┏━━

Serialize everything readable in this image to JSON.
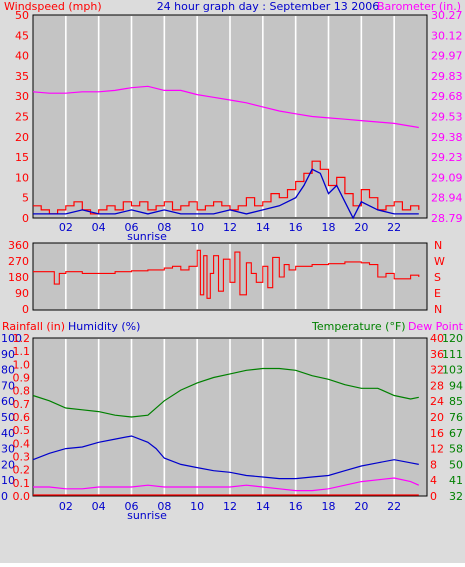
{
  "title": "24 hour graph day : September 13 2006",
  "colors": {
    "windspeed": "#ff0000",
    "avgwind": "#0000cc",
    "barometer": "#ff00ff",
    "direction": "#ff0000",
    "rainfall": "#ff0000",
    "humidity": "#0000cc",
    "temperature": "#008000",
    "dewpoint": "#ff00ff",
    "plot_bg": "#c4c4c4",
    "grid": "#ffffff"
  },
  "chart_data": [
    {
      "type": "line",
      "name": "wind-barometer",
      "left_label": "Windspeed (mph)",
      "right_label": "Barometer (in.)",
      "title": "24 hour graph day : September 13 2006",
      "x_ticks": [
        "02",
        "04",
        "06",
        "08",
        "10",
        "12",
        "14",
        "16",
        "18",
        "20",
        "22"
      ],
      "x_annotation": "sunrise",
      "left_ticks": [
        "0",
        "5",
        "10",
        "15",
        "20",
        "25",
        "30",
        "35",
        "40",
        "45",
        "50"
      ],
      "right_ticks": [
        "28.79",
        "28.94",
        "29.09",
        "29.23",
        "29.38",
        "29.53",
        "29.68",
        "29.83",
        "29.97",
        "30.12",
        "30.27"
      ],
      "ylim_left": [
        0,
        50
      ],
      "ylim_right": [
        28.79,
        30.27
      ],
      "series": [
        {
          "name": "Windspeed (mph)",
          "axis": "left",
          "hours": [
            0,
            0.5,
            1,
            1.5,
            2,
            2.5,
            3,
            3.5,
            4,
            4.5,
            5,
            5.5,
            6,
            6.5,
            7,
            7.5,
            8,
            8.5,
            9,
            9.5,
            10,
            10.5,
            11,
            11.5,
            12,
            12.5,
            13,
            13.5,
            14,
            14.5,
            15,
            15.5,
            16,
            16.5,
            17,
            17.5,
            18,
            18.5,
            19,
            19.5,
            20,
            20.5,
            21,
            21.5,
            22,
            22.5,
            23,
            23.5
          ],
          "values": [
            3,
            2,
            1,
            2,
            3,
            4,
            2,
            1,
            2,
            3,
            2,
            4,
            3,
            4,
            2,
            3,
            4,
            2,
            3,
            4,
            2,
            3,
            4,
            3,
            2,
            3,
            5,
            3,
            4,
            6,
            5,
            7,
            9,
            11,
            14,
            12,
            8,
            10,
            6,
            3,
            7,
            5,
            2,
            3,
            4,
            2,
            3,
            2
          ]
        },
        {
          "name": "Average wind",
          "axis": "left",
          "hours": [
            0,
            1,
            2,
            3,
            4,
            5,
            6,
            7,
            8,
            9,
            10,
            11,
            12,
            13,
            14,
            15,
            16,
            16.5,
            17,
            17.5,
            18,
            18.5,
            19,
            19.5,
            20,
            21,
            22,
            23,
            23.5
          ],
          "values": [
            1,
            1,
            1,
            2,
            1,
            1,
            2,
            1,
            2,
            1,
            1,
            1,
            2,
            1,
            2,
            3,
            5,
            8,
            12,
            11,
            6,
            8,
            4,
            0,
            4,
            2,
            1,
            1,
            1
          ]
        },
        {
          "name": "Barometer (in.)",
          "axis": "right",
          "hours": [
            0,
            1,
            2,
            3,
            4,
            5,
            6,
            7,
            8,
            9,
            10,
            11,
            12,
            13,
            14,
            15,
            16,
            17,
            18,
            19,
            20,
            21,
            22,
            23,
            23.5
          ],
          "values": [
            29.71,
            29.7,
            29.7,
            29.71,
            29.71,
            29.72,
            29.74,
            29.75,
            29.72,
            29.72,
            29.69,
            29.67,
            29.65,
            29.63,
            29.6,
            29.57,
            29.55,
            29.53,
            29.52,
            29.51,
            29.5,
            29.49,
            29.48,
            29.46,
            29.45
          ]
        }
      ]
    },
    {
      "type": "line",
      "name": "wind-direction",
      "left_ticks": [
        "0",
        "90",
        "180",
        "270",
        "360"
      ],
      "right_ticks": [
        "N",
        "E",
        "S",
        "W",
        "N"
      ],
      "ylim": [
        0,
        360
      ],
      "series": [
        {
          "name": "Wind direction",
          "hours": [
            0,
            1,
            1.3,
            1.6,
            2,
            3,
            4,
            5,
            6,
            7,
            8,
            8.5,
            9,
            9.5,
            10,
            10.2,
            10.4,
            10.6,
            10.8,
            11,
            11.3,
            11.6,
            12,
            12.3,
            12.6,
            13,
            13.3,
            13.6,
            14,
            14.3,
            14.6,
            15,
            15.3,
            15.6,
            16,
            16.5,
            17,
            18,
            19,
            20,
            20.5,
            21,
            21.5,
            22,
            23,
            23.5
          ],
          "values": [
            210,
            210,
            140,
            200,
            210,
            200,
            200,
            210,
            215,
            220,
            230,
            240,
            220,
            240,
            330,
            80,
            300,
            60,
            200,
            300,
            100,
            280,
            150,
            320,
            80,
            260,
            200,
            150,
            240,
            120,
            290,
            180,
            250,
            220,
            240,
            240,
            250,
            255,
            265,
            260,
            250,
            180,
            200,
            170,
            190,
            180
          ]
        }
      ]
    },
    {
      "type": "line",
      "name": "rain-humidity-temperature",
      "left_label_rain": "Rainfall (in)",
      "left_label_humidity": "Humidity (%)",
      "right_label_temp": "Temperature (°F)",
      "right_label_dew": "Dew Point",
      "x_ticks": [
        "02",
        "04",
        "06",
        "08",
        "10",
        "12",
        "14",
        "16",
        "18",
        "20",
        "22"
      ],
      "x_annotation": "sunrise",
      "humidity_ticks": [
        "0",
        "10",
        "20",
        "30",
        "40",
        "50",
        "60",
        "70",
        "80",
        "90",
        "100"
      ],
      "rain_ticks": [
        "0.0",
        "0.1",
        "0.2",
        "0.3",
        "0.4",
        "0.5",
        "0.6",
        "0.7",
        "0.8",
        "0.9",
        "1.0",
        "1.1",
        "1.2"
      ],
      "celsius_ticks": [
        "0",
        "4",
        "8",
        "12",
        "16",
        "20",
        "24",
        "28",
        "32",
        "36",
        "40"
      ],
      "fahrenheit_ticks": [
        "32",
        "41",
        "50",
        "58",
        "67",
        "76",
        "85",
        "94",
        "103",
        "111",
        "120"
      ],
      "ylim_humidity": [
        0,
        100
      ],
      "ylim_temp_f": [
        32,
        120
      ],
      "series": [
        {
          "name": "Temperature (°F)",
          "axis": "temp_f",
          "hours": [
            0,
            1,
            2,
            3,
            4,
            5,
            6,
            7,
            8,
            9,
            10,
            11,
            12,
            13,
            14,
            15,
            16,
            17,
            18,
            19,
            20,
            21,
            22,
            23,
            23.5
          ],
          "values": [
            88,
            85,
            81,
            80,
            79,
            77,
            76,
            77,
            85,
            91,
            95,
            98,
            100,
            102,
            103,
            103,
            102,
            99,
            97,
            94,
            92,
            92,
            88,
            86,
            87
          ]
        },
        {
          "name": "Humidity (%)",
          "axis": "humidity",
          "hours": [
            0,
            1,
            2,
            3,
            4,
            5,
            6,
            7,
            7.5,
            8,
            9,
            10,
            11,
            12,
            13,
            14,
            15,
            16,
            17,
            18,
            19,
            20,
            21,
            22,
            23,
            23.5
          ],
          "values": [
            23,
            27,
            30,
            31,
            34,
            36,
            38,
            34,
            30,
            24,
            20,
            18,
            16,
            15,
            13,
            12,
            11,
            11,
            12,
            13,
            16,
            19,
            21,
            23,
            21,
            20
          ]
        },
        {
          "name": "Dew Point",
          "axis": "temp_f",
          "hours": [
            0,
            1,
            2,
            3,
            4,
            5,
            6,
            7,
            8,
            9,
            10,
            11,
            12,
            13,
            14,
            15,
            16,
            17,
            18,
            19,
            20,
            21,
            22,
            23,
            23.5
          ],
          "values": [
            37,
            37,
            36,
            36,
            37,
            37,
            37,
            38,
            37,
            37,
            37,
            37,
            37,
            38,
            37,
            36,
            35,
            35,
            36,
            38,
            40,
            41,
            42,
            40,
            38
          ]
        },
        {
          "name": "Rainfall (in)",
          "axis": "rain",
          "hours": [
            0,
            23.5
          ],
          "values": [
            0,
            0
          ]
        }
      ]
    }
  ]
}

┗━━

Written task:
Copy all lines of the listing above that contain the string "direction".

Response to the task:
    "direction": "#ff0000",
      "name": "wind-direction",
          "name": "Wind direction",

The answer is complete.